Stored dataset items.
▼

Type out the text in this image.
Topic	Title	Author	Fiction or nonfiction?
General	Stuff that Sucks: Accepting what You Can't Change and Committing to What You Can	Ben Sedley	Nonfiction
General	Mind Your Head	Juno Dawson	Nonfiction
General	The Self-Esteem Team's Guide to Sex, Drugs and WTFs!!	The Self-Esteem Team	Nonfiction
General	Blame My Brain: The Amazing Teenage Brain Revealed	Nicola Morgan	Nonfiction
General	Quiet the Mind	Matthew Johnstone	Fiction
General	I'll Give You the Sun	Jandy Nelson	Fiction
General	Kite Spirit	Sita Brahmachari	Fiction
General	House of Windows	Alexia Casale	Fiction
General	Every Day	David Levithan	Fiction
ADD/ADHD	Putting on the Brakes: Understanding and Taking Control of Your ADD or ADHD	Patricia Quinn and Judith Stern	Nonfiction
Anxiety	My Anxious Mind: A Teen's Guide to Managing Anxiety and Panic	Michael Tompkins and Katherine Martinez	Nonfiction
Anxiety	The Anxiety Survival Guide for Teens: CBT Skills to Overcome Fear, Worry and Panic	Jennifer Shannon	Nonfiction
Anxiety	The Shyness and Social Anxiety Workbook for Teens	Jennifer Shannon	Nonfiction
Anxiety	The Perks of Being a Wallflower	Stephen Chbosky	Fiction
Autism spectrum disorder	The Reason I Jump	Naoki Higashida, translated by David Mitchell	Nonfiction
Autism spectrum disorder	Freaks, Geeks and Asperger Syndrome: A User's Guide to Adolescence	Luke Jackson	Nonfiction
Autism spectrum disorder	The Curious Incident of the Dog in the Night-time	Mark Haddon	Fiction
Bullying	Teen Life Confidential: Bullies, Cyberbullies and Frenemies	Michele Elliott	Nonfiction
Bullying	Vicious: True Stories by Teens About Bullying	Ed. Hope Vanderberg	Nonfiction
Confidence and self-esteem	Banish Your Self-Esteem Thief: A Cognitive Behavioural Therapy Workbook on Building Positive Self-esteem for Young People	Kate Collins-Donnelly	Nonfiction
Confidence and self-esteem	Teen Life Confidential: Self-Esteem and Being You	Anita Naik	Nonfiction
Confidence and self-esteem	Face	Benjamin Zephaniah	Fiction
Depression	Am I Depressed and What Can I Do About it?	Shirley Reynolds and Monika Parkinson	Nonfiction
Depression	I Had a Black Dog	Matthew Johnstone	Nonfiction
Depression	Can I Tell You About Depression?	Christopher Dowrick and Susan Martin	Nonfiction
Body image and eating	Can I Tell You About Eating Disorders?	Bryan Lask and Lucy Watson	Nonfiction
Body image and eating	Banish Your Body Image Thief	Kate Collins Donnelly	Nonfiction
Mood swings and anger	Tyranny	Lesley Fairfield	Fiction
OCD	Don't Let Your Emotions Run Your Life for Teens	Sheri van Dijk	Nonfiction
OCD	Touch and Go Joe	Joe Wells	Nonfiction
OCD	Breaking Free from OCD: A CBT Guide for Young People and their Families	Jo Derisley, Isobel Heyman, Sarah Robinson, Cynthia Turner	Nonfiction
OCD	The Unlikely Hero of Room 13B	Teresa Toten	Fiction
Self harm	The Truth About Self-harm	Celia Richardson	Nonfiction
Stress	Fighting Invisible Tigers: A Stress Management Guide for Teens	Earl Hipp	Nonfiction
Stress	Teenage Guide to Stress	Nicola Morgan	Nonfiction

▲

Exercise instructions.
Work through the listing above and report how many lines include the string "image", with no other text.

Response for this exercise.
3